§ **Goal**: Find the word "JSON" in the records below. List each line containing it.

§ **Given data**:
>> Begin

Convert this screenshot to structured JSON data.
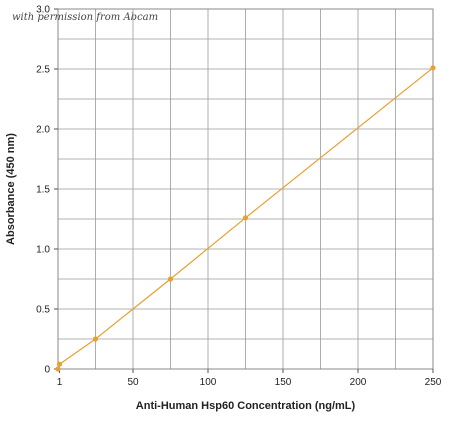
{
  "watermark": "with permission from Abcam",
  "chart_data": {
    "type": "line",
    "xlabel": "Anti-Human Hsp60 Concentration (ng/mL)",
    "ylabel": "Absorbance (450 nm)",
    "xlim": [
      0,
      250
    ],
    "ylim": [
      0,
      3.0
    ],
    "x_ticks": [
      {
        "value": 1,
        "label": "1"
      },
      {
        "value": 50,
        "label": "50"
      },
      {
        "value": 100,
        "label": "100"
      },
      {
        "value": 150,
        "label": "150"
      },
      {
        "value": 200,
        "label": "200"
      },
      {
        "value": 250,
        "label": "250"
      }
    ],
    "y_ticks": [
      {
        "value": 0,
        "label": "0"
      },
      {
        "value": 0.5,
        "label": "0.5"
      },
      {
        "value": 1.0,
        "label": "1.0"
      },
      {
        "value": 1.5,
        "label": "1.5"
      },
      {
        "value": 2.0,
        "label": "2.0"
      },
      {
        "value": 2.5,
        "label": "2.5"
      },
      {
        "value": 3.0,
        "label": "3.0"
      }
    ],
    "x_grid": [
      0,
      25,
      50,
      75,
      100,
      125,
      150,
      175,
      200,
      225,
      250
    ],
    "y_grid": [
      0,
      0.25,
      0.5,
      0.75,
      1.0,
      1.25,
      1.5,
      1.75,
      2.0,
      2.25,
      2.5,
      2.75,
      3.0
    ],
    "grid": true,
    "legend": "none",
    "series": [
      {
        "color": "#e8a030",
        "points": [
          {
            "x": 0,
            "y": 0.0
          },
          {
            "x": 1,
            "y": 0.04
          },
          {
            "x": 25,
            "y": 0.25
          },
          {
            "x": 75,
            "y": 0.75
          },
          {
            "x": 125,
            "y": 1.26
          },
          {
            "x": 250,
            "y": 2.51
          }
        ]
      }
    ]
  }
}
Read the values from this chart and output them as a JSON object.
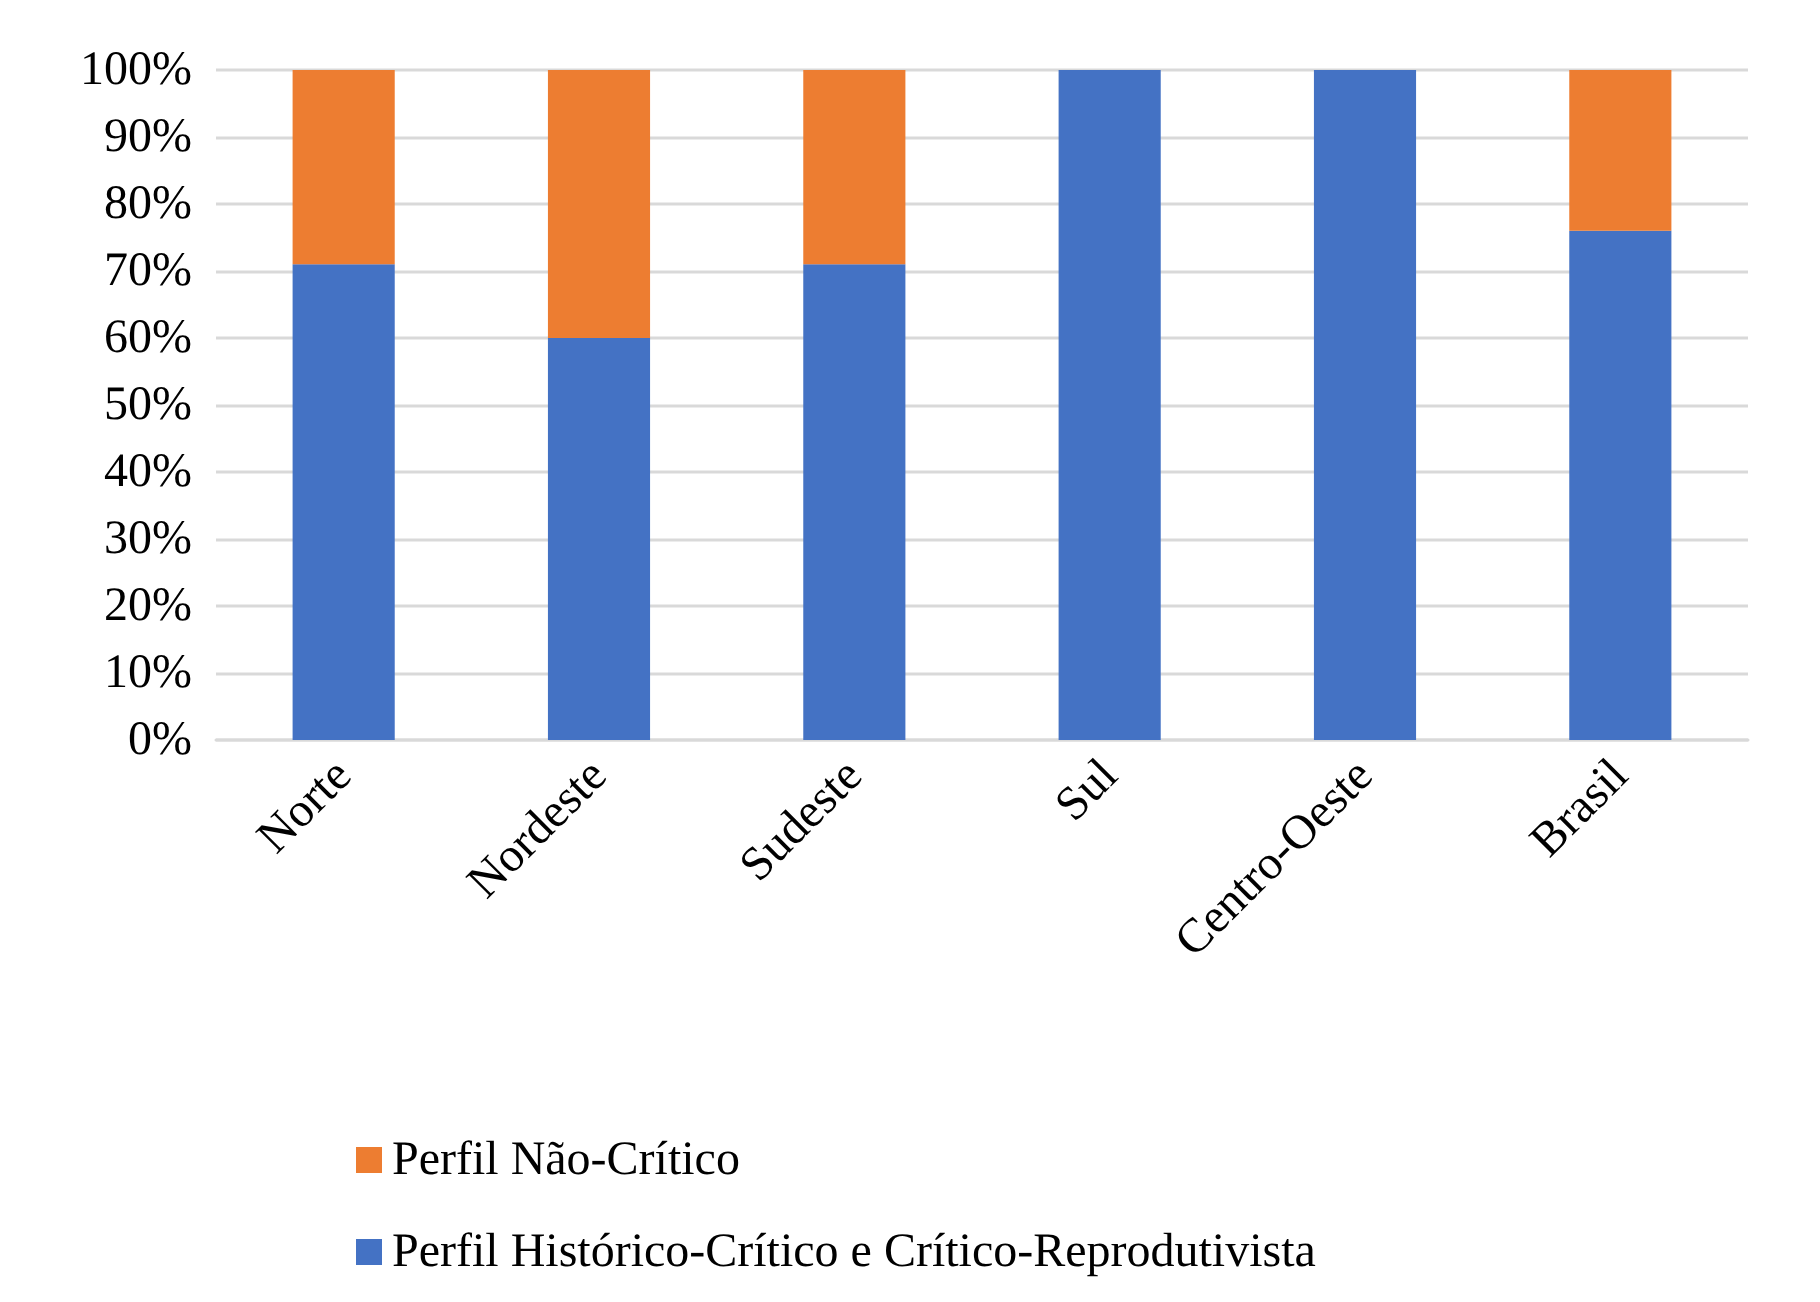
{
  "chart_data": {
    "type": "bar",
    "stacked": true,
    "categories": [
      "Norte",
      "Nordeste",
      "Sudeste",
      "Sul",
      "Centro-Oeste",
      "Brasil"
    ],
    "series": [
      {
        "name": "Perfil Histórico-Crítico e Crítico-Reprodutivista",
        "color": "#4472c4",
        "values": [
          71,
          60,
          71,
          100,
          100,
          76
        ]
      },
      {
        "name": "Perfil Não-Crítico",
        "color": "#ed7d31",
        "values": [
          29,
          40,
          29,
          0,
          0,
          24
        ]
      }
    ],
    "ylim": [
      0,
      100
    ],
    "yticks": [
      {
        "value": 0,
        "label": "0%"
      },
      {
        "value": 10,
        "label": "10%"
      },
      {
        "value": 20,
        "label": "20%"
      },
      {
        "value": 30,
        "label": "30%"
      },
      {
        "value": 40,
        "label": "40%"
      },
      {
        "value": 50,
        "label": "50%"
      },
      {
        "value": 60,
        "label": "60%"
      },
      {
        "value": 70,
        "label": "70%"
      },
      {
        "value": 80,
        "label": "80%"
      },
      {
        "value": 90,
        "label": "90%"
      },
      {
        "value": 100,
        "label": "100%"
      }
    ],
    "grid": "y",
    "legend": "bottom"
  }
}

>> End

§ **Correct response**:
Convert this screenshot to structured JSON data.
Read the values from this chart and output them as a JSON object.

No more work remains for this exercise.